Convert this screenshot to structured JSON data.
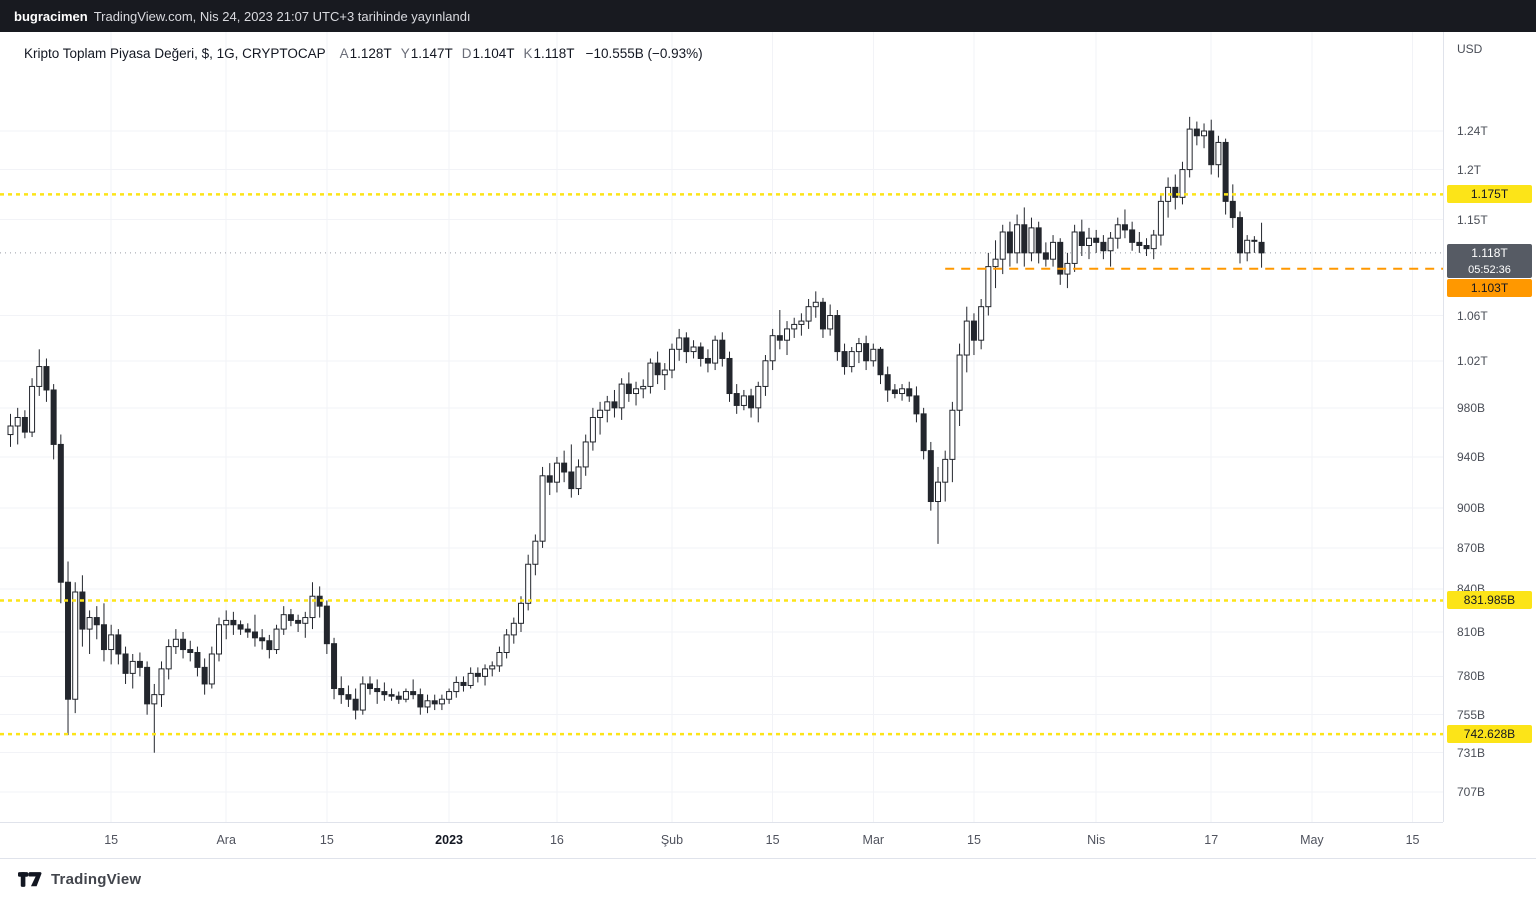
{
  "topbar": {
    "author": "bugracimen",
    "published": "TradingView.com, Nis 24, 2023 21:07 UTC+3 tarihinde yayınlandı"
  },
  "header": {
    "title": "Kripto Toplam Piyasa Değeri, $, 1G, CRYPTOCAP",
    "ohlc": [
      {
        "label": "A",
        "value": "1.128T"
      },
      {
        "label": "Y",
        "value": "1.147T"
      },
      {
        "label": "D",
        "value": "1.104T"
      },
      {
        "label": "K",
        "value": "1.118T"
      }
    ],
    "change": "−10.555B (−0.93%)"
  },
  "footer": {
    "brand": "TradingView"
  },
  "colors": {
    "yellow": "#fce418",
    "orange": "#ff9800",
    "lastbg": "#565b64",
    "last_line": "#9a9da6",
    "candle": "#23262d",
    "up": "#ffffff",
    "grid": "#f2f3f7"
  },
  "chart_data": {
    "type": "candlestick",
    "title": "Kripto Toplam Piyasa Değeri",
    "symbol": "CRYPTOCAP",
    "interval": "1G",
    "currency": "USD",
    "unit": "billions USD",
    "scale": "log",
    "last_price": {
      "label": "1.118T",
      "price": 1118,
      "countdown": "05:52:36"
    },
    "levels": [
      {
        "label": "1.175T",
        "price": 1175,
        "kind": "yellow",
        "from_day": null
      },
      {
        "label": "1.103T",
        "price": 1103,
        "kind": "orange",
        "from_day": 130
      },
      {
        "label": "831.985B",
        "price": 831.985,
        "kind": "yellow",
        "from_day": null
      },
      {
        "label": "742.628B",
        "price": 742.628,
        "kind": "yellow",
        "from_day": null
      }
    ],
    "y_axis": {
      "ticks": [
        {
          "label": "1.24T",
          "price": 1240
        },
        {
          "label": "1.2T",
          "price": 1200
        },
        {
          "label": "1.15T",
          "price": 1150
        },
        {
          "label": "1.06T",
          "price": 1060
        },
        {
          "label": "1.02T",
          "price": 1020
        },
        {
          "label": "980B",
          "price": 980
        },
        {
          "label": "940B",
          "price": 940
        },
        {
          "label": "900B",
          "price": 900
        },
        {
          "label": "870B",
          "price": 870
        },
        {
          "label": "840B",
          "price": 840
        },
        {
          "label": "810B",
          "price": 810
        },
        {
          "label": "780B",
          "price": 780
        },
        {
          "label": "755B",
          "price": 755
        },
        {
          "label": "731B",
          "price": 731
        },
        {
          "label": "707B",
          "price": 707
        }
      ]
    },
    "x_axis": {
      "labels": [
        {
          "label": "15",
          "day": 14
        },
        {
          "label": "Ara",
          "day": 30,
          "major": true
        },
        {
          "label": "15",
          "day": 44
        },
        {
          "label": "2023",
          "day": 61,
          "major": true,
          "bold": true
        },
        {
          "label": "16",
          "day": 76
        },
        {
          "label": "Şub",
          "day": 92,
          "major": true
        },
        {
          "label": "15",
          "day": 106
        },
        {
          "label": "Mar",
          "day": 120,
          "major": true
        },
        {
          "label": "15",
          "day": 134
        },
        {
          "label": "Nis",
          "day": 151,
          "major": true
        },
        {
          "label": "17",
          "day": 167
        },
        {
          "label": "May",
          "day": 181,
          "major": true
        },
        {
          "label": "15",
          "day": 195
        }
      ]
    },
    "candles": [
      [
        958,
        975,
        948,
        965
      ],
      [
        965,
        980,
        950,
        972
      ],
      [
        972,
        978,
        955,
        960
      ],
      [
        960,
        1005,
        956,
        998
      ],
      [
        998,
        1030,
        990,
        1015
      ],
      [
        1015,
        1022,
        985,
        995
      ],
      [
        995,
        1000,
        938,
        950
      ],
      [
        950,
        958,
        830,
        845
      ],
      [
        845,
        860,
        742,
        765
      ],
      [
        765,
        845,
        756,
        838
      ],
      [
        838,
        850,
        800,
        812
      ],
      [
        812,
        825,
        795,
        820
      ],
      [
        820,
        828,
        805,
        815
      ],
      [
        815,
        830,
        790,
        798
      ],
      [
        798,
        815,
        788,
        808
      ],
      [
        808,
        812,
        788,
        795
      ],
      [
        795,
        800,
        775,
        782
      ],
      [
        782,
        795,
        772,
        790
      ],
      [
        790,
        796,
        780,
        786
      ],
      [
        786,
        790,
        755,
        762
      ],
      [
        762,
        775,
        731,
        768
      ],
      [
        768,
        790,
        760,
        785
      ],
      [
        785,
        805,
        778,
        800
      ],
      [
        800,
        812,
        795,
        805
      ],
      [
        805,
        810,
        792,
        798
      ],
      [
        798,
        804,
        790,
        796
      ],
      [
        796,
        800,
        780,
        786
      ],
      [
        786,
        792,
        768,
        775
      ],
      [
        775,
        800,
        772,
        795
      ],
      [
        795,
        820,
        790,
        815
      ],
      [
        815,
        825,
        805,
        818
      ],
      [
        818,
        824,
        808,
        815
      ],
      [
        815,
        818,
        808,
        812
      ],
      [
        812,
        816,
        806,
        810
      ],
      [
        810,
        822,
        800,
        806
      ],
      [
        806,
        812,
        798,
        804
      ],
      [
        804,
        808,
        792,
        798
      ],
      [
        798,
        815,
        795,
        812
      ],
      [
        812,
        828,
        808,
        822
      ],
      [
        822,
        826,
        814,
        818
      ],
      [
        818,
        822,
        810,
        816
      ],
      [
        816,
        824,
        806,
        820
      ],
      [
        820,
        845,
        812,
        835
      ],
      [
        835,
        842,
        820,
        828
      ],
      [
        828,
        832,
        795,
        802
      ],
      [
        802,
        806,
        765,
        772
      ],
      [
        772,
        780,
        762,
        768
      ],
      [
        768,
        774,
        760,
        765
      ],
      [
        765,
        772,
        752,
        758
      ],
      [
        758,
        780,
        755,
        775
      ],
      [
        775,
        780,
        768,
        772
      ],
      [
        772,
        778,
        762,
        770
      ],
      [
        770,
        776,
        764,
        768
      ],
      [
        768,
        772,
        764,
        767
      ],
      [
        767,
        770,
        762,
        765
      ],
      [
        765,
        772,
        763,
        770
      ],
      [
        770,
        778,
        765,
        768
      ],
      [
        768,
        772,
        755,
        760
      ],
      [
        760,
        768,
        756,
        764
      ],
      [
        764,
        768,
        758,
        762
      ],
      [
        762,
        768,
        758,
        765
      ],
      [
        765,
        772,
        762,
        770
      ],
      [
        770,
        780,
        766,
        776
      ],
      [
        776,
        780,
        770,
        774
      ],
      [
        774,
        786,
        772,
        782
      ],
      [
        782,
        786,
        776,
        780
      ],
      [
        780,
        788,
        774,
        785
      ],
      [
        785,
        790,
        780,
        787
      ],
      [
        787,
        800,
        783,
        796
      ],
      [
        796,
        812,
        792,
        808
      ],
      [
        808,
        820,
        802,
        816
      ],
      [
        816,
        835,
        810,
        830
      ],
      [
        830,
        865,
        825,
        858
      ],
      [
        858,
        880,
        850,
        875
      ],
      [
        875,
        932,
        870,
        925
      ],
      [
        925,
        935,
        910,
        920
      ],
      [
        920,
        940,
        912,
        935
      ],
      [
        935,
        945,
        920,
        928
      ],
      [
        928,
        950,
        908,
        915
      ],
      [
        915,
        938,
        910,
        932
      ],
      [
        932,
        958,
        925,
        952
      ],
      [
        952,
        980,
        945,
        972
      ],
      [
        972,
        985,
        958,
        978
      ],
      [
        978,
        990,
        968,
        985
      ],
      [
        985,
        995,
        972,
        980
      ],
      [
        980,
        1005,
        970,
        1000
      ],
      [
        1000,
        1010,
        985,
        992
      ],
      [
        992,
        1002,
        982,
        996
      ],
      [
        996,
        1004,
        988,
        998
      ],
      [
        998,
        1022,
        992,
        1018
      ],
      [
        1018,
        1028,
        1000,
        1008
      ],
      [
        1008,
        1018,
        995,
        1012
      ],
      [
        1012,
        1035,
        1005,
        1030
      ],
      [
        1030,
        1048,
        1020,
        1040
      ],
      [
        1040,
        1045,
        1018,
        1028
      ],
      [
        1028,
        1038,
        1022,
        1032
      ],
      [
        1032,
        1036,
        1015,
        1022
      ],
      [
        1022,
        1030,
        1010,
        1018
      ],
      [
        1018,
        1042,
        1012,
        1038
      ],
      [
        1038,
        1045,
        1015,
        1022
      ],
      [
        1022,
        1028,
        985,
        992
      ],
      [
        992,
        1000,
        975,
        982
      ],
      [
        982,
        995,
        978,
        990
      ],
      [
        990,
        996,
        972,
        980
      ],
      [
        980,
        1002,
        968,
        998
      ],
      [
        998,
        1025,
        990,
        1020
      ],
      [
        1020,
        1048,
        1012,
        1042
      ],
      [
        1042,
        1065,
        1030,
        1038
      ],
      [
        1038,
        1055,
        1025,
        1048
      ],
      [
        1048,
        1058,
        1040,
        1052
      ],
      [
        1052,
        1062,
        1042,
        1055
      ],
      [
        1055,
        1075,
        1048,
        1068
      ],
      [
        1068,
        1082,
        1058,
        1072
      ],
      [
        1072,
        1076,
        1040,
        1048
      ],
      [
        1048,
        1070,
        1042,
        1060
      ],
      [
        1060,
        1065,
        1020,
        1028
      ],
      [
        1028,
        1035,
        1008,
        1015
      ],
      [
        1015,
        1032,
        1010,
        1028
      ],
      [
        1028,
        1040,
        1018,
        1035
      ],
      [
        1035,
        1042,
        1012,
        1020
      ],
      [
        1020,
        1035,
        1015,
        1030
      ],
      [
        1030,
        1032,
        1000,
        1008
      ],
      [
        1008,
        1015,
        985,
        995
      ],
      [
        995,
        1000,
        988,
        992
      ],
      [
        992,
        1000,
        986,
        996
      ],
      [
        996,
        1002,
        985,
        990
      ],
      [
        990,
        998,
        968,
        975
      ],
      [
        975,
        980,
        938,
        945
      ],
      [
        945,
        952,
        898,
        905
      ],
      [
        905,
        932,
        873,
        920
      ],
      [
        920,
        945,
        905,
        938
      ],
      [
        938,
        985,
        920,
        978
      ],
      [
        978,
        1035,
        965,
        1025
      ],
      [
        1025,
        1068,
        1010,
        1055
      ],
      [
        1055,
        1062,
        1025,
        1038
      ],
      [
        1038,
        1075,
        1030,
        1068
      ],
      [
        1068,
        1118,
        1060,
        1105
      ],
      [
        1105,
        1130,
        1085,
        1112
      ],
      [
        1112,
        1145,
        1098,
        1138
      ],
      [
        1138,
        1148,
        1105,
        1118
      ],
      [
        1118,
        1155,
        1108,
        1145
      ],
      [
        1145,
        1162,
        1105,
        1118
      ],
      [
        1118,
        1152,
        1110,
        1142
      ],
      [
        1142,
        1148,
        1108,
        1118
      ],
      [
        1118,
        1128,
        1105,
        1112
      ],
      [
        1112,
        1135,
        1105,
        1128
      ],
      [
        1128,
        1132,
        1088,
        1098
      ],
      [
        1098,
        1118,
        1085,
        1108
      ],
      [
        1108,
        1145,
        1100,
        1138
      ],
      [
        1138,
        1150,
        1115,
        1125
      ],
      [
        1125,
        1142,
        1112,
        1132
      ],
      [
        1132,
        1140,
        1118,
        1128
      ],
      [
        1128,
        1135,
        1112,
        1120
      ],
      [
        1120,
        1138,
        1105,
        1132
      ],
      [
        1132,
        1152,
        1122,
        1145
      ],
      [
        1145,
        1160,
        1132,
        1140
      ],
      [
        1140,
        1148,
        1120,
        1128
      ],
      [
        1128,
        1138,
        1118,
        1125
      ],
      [
        1125,
        1132,
        1115,
        1122
      ],
      [
        1122,
        1140,
        1112,
        1135
      ],
      [
        1135,
        1175,
        1125,
        1168
      ],
      [
        1168,
        1192,
        1152,
        1182
      ],
      [
        1182,
        1195,
        1160,
        1172
      ],
      [
        1172,
        1208,
        1165,
        1200
      ],
      [
        1200,
        1255,
        1192,
        1242
      ],
      [
        1242,
        1250,
        1225,
        1235
      ],
      [
        1235,
        1248,
        1222,
        1240
      ],
      [
        1240,
        1252,
        1195,
        1205
      ],
      [
        1205,
        1235,
        1192,
        1228
      ],
      [
        1228,
        1232,
        1155,
        1168
      ],
      [
        1168,
        1185,
        1142,
        1152
      ],
      [
        1152,
        1158,
        1108,
        1118
      ],
      [
        1118,
        1135,
        1110,
        1130
      ],
      [
        1130,
        1134,
        1118,
        1129
      ],
      [
        1128,
        1147,
        1104,
        1118
      ]
    ]
  }
}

■ Task to carry out ■
Pull out every line in the data above that has the word "Değeri".

■ Exercise answer ■
    "title": "Kripto Toplam Piyasa Değeri, $, 1G, CRYPTOCAP",
    "title": "Kripto Toplam Piyasa Değeri",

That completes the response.